Exercise requirements: Reproduce all of the data word for word.

Material for the task:
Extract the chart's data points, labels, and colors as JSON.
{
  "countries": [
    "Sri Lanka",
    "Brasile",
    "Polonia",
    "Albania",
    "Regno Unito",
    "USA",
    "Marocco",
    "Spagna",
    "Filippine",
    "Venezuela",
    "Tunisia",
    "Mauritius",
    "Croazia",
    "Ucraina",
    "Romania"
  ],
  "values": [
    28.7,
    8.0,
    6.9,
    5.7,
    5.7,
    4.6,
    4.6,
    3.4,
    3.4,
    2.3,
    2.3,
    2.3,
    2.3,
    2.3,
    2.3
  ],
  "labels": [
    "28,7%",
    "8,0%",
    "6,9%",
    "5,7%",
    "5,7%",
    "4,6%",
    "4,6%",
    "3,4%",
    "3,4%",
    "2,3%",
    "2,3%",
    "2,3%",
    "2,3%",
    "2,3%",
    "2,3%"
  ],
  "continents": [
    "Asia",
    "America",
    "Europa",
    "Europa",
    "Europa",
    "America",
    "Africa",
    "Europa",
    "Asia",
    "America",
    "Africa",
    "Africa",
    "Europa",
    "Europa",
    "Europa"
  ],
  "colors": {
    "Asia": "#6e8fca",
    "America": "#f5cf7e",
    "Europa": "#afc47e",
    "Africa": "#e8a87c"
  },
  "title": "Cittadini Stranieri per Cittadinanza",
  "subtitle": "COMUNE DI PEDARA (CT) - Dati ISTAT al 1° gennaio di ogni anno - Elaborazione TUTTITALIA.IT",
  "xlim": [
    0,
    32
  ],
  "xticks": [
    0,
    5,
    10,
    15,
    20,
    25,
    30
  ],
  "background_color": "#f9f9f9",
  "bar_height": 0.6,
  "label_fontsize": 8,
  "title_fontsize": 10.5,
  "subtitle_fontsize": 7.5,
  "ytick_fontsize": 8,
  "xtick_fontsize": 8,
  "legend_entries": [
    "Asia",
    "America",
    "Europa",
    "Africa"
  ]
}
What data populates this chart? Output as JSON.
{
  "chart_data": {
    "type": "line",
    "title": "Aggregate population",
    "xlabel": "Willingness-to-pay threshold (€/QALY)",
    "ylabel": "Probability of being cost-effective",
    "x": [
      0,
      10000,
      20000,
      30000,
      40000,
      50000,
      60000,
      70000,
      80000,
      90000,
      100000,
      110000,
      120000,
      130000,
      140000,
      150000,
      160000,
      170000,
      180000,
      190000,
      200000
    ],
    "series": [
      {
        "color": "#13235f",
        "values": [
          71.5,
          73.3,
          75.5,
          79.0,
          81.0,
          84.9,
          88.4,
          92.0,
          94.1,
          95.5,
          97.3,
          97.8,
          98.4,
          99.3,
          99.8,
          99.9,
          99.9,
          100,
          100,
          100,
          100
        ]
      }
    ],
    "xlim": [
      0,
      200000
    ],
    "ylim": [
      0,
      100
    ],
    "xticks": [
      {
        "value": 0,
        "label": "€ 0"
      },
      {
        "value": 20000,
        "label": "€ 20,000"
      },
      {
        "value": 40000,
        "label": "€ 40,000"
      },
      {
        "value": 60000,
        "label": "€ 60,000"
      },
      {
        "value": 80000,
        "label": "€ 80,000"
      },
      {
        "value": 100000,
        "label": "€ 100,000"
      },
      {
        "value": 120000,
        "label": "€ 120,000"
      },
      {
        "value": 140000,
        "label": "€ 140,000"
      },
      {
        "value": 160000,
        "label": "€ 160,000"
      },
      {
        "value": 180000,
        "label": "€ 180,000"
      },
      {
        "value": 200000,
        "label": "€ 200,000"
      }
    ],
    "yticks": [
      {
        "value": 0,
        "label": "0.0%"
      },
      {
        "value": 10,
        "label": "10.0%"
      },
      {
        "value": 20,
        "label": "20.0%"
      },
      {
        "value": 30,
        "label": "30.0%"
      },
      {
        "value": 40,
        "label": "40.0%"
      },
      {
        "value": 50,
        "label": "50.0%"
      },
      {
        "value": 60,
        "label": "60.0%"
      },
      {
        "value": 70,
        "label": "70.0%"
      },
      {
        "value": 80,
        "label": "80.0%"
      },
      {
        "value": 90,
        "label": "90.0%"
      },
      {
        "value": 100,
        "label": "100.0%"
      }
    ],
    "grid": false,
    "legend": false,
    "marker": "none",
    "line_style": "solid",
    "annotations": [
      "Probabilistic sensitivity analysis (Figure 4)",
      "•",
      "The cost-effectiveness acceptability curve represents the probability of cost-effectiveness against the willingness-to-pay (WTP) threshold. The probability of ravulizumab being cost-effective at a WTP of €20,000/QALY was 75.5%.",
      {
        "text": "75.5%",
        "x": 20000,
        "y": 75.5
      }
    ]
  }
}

Result of this task:
Extract the chart's data points, labels, and colors as JSON.
{
  "countries": [
    "Sri Lanka",
    "Brasile",
    "Polonia",
    "Albania",
    "Regno Unito",
    "USA",
    "Marocco",
    "Spagna",
    "Filippine",
    "Venezuela",
    "Tunisia",
    "Mauritius",
    "Croazia",
    "Ucraina",
    "Romania"
  ],
  "values": [
    28.7,
    8.0,
    6.9,
    5.7,
    5.7,
    4.6,
    4.6,
    3.4,
    3.4,
    2.3,
    2.3,
    2.3,
    2.3,
    2.3,
    2.3
  ],
  "labels": [
    "28,7%",
    "8,0%",
    "6,9%",
    "5,7%",
    "5,7%",
    "4,6%",
    "4,6%",
    "3,4%",
    "3,4%",
    "2,3%",
    "2,3%",
    "2,3%",
    "2,3%",
    "2,3%",
    "2,3%"
  ],
  "continents": [
    "Asia",
    "America",
    "Europa",
    "Europa",
    "Europa",
    "America",
    "Africa",
    "Europa",
    "Asia",
    "America",
    "Africa",
    "Africa",
    "Europa",
    "Europa",
    "Europa"
  ],
  "colors": {
    "Asia": "#6e8fca",
    "America": "#f5cf7e",
    "Europa": "#afc47e",
    "Africa": "#e8a87c"
  },
  "title": "Cittadini Stranieri per Cittadinanza",
  "subtitle": "COMUNE DI PEDARA (CT) - Dati ISTAT al 1° gennaio di ogni anno - Elaborazione TUTTITALIA.IT",
  "xlim": [
    0,
    32
  ],
  "xticks": [
    0,
    5,
    10,
    15,
    20,
    25,
    30
  ],
  "background_color": "#f9f9f9",
  "bar_height": 0.6,
  "label_fontsize": 8,
  "title_fontsize": 10.5,
  "subtitle_fontsize": 7.5,
  "ytick_fontsize": 8,
  "xtick_fontsize": 8,
  "legend_entries": [
    "Asia",
    "America",
    "Europa",
    "Africa"
  ]
}
What data populates this chart? Output as JSON.
{
  "chart_data": {
    "type": "line",
    "title": "Aggregate population",
    "xlabel": "Willingness-to-pay threshold (€/QALY)",
    "ylabel": "Probability of being cost-effective",
    "x": [
      0,
      10000,
      20000,
      30000,
      40000,
      50000,
      60000,
      70000,
      80000,
      90000,
      100000,
      110000,
      120000,
      130000,
      140000,
      150000,
      160000,
      170000,
      180000,
      190000,
      200000
    ],
    "series": [
      {
        "color": "#13235f",
        "values": [
          71.5,
          73.3,
          75.5,
          79.0,
          81.0,
          84.9,
          88.4,
          92.0,
          94.1,
          95.5,
          97.3,
          97.8,
          98.4,
          99.3,
          99.8,
          99.9,
          99.9,
          100,
          100,
          100,
          100
        ]
      }
    ],
    "xlim": [
      0,
      200000
    ],
    "ylim": [
      0,
      100
    ],
    "xticks": [
      {
        "value": 0,
        "label": "€ 0"
      },
      {
        "value": 20000,
        "label": "€ 20,000"
      },
      {
        "value": 40000,
        "label": "€ 40,000"
      },
      {
        "value": 60000,
        "label": "€ 60,000"
      },
      {
        "value": 80000,
        "label": "€ 80,000"
      },
      {
        "value": 100000,
        "label": "€ 100,000"
      },
      {
        "value": 120000,
        "label": "€ 120,000"
      },
      {
        "value": 140000,
        "label": "€ 140,000"
      },
      {
        "value": 160000,
        "label": "€ 160,000"
      },
      {
        "value": 180000,
        "label": "€ 180,000"
      },
      {
        "value": 200000,
        "label": "€ 200,000"
      }
    ],
    "yticks": [
      {
        "value": 0,
        "label": "0.0%"
      },
      {
        "value": 10,
        "label": "10.0%"
      },
      {
        "value": 20,
        "label": "20.0%"
      },
      {
        "value": 30,
        "label": "30.0%"
      },
      {
        "value": 40,
        "label": "40.0%"
      },
      {
        "value": 50,
        "label": "50.0%"
      },
      {
        "value": 60,
        "label": "60.0%"
      },
      {
        "value": 70,
        "label": "70.0%"
      },
      {
        "value": 80,
        "label": "80.0%"
      },
      {
        "value": 90,
        "label": "90.0%"
      },
      {
        "value": 100,
        "label": "100.0%"
      }
    ],
    "grid": false,
    "legend": false,
    "marker": "none",
    "line_style": "solid",
    "annotations": [
      "Probabilistic sensitivity analysis (Figure 4)",
      "•",
      "The cost-effectiveness acceptability curve represents the probability of cost-effectiveness against the willingness-to-pay (WTP) threshold. The probability of ravulizumab being cost-effective at a WTP of €20,000/QALY was 75.5%.",
      {
        "text": "75.5%",
        "x": 20000,
        "y": 75.5
      }
    ]
  }
}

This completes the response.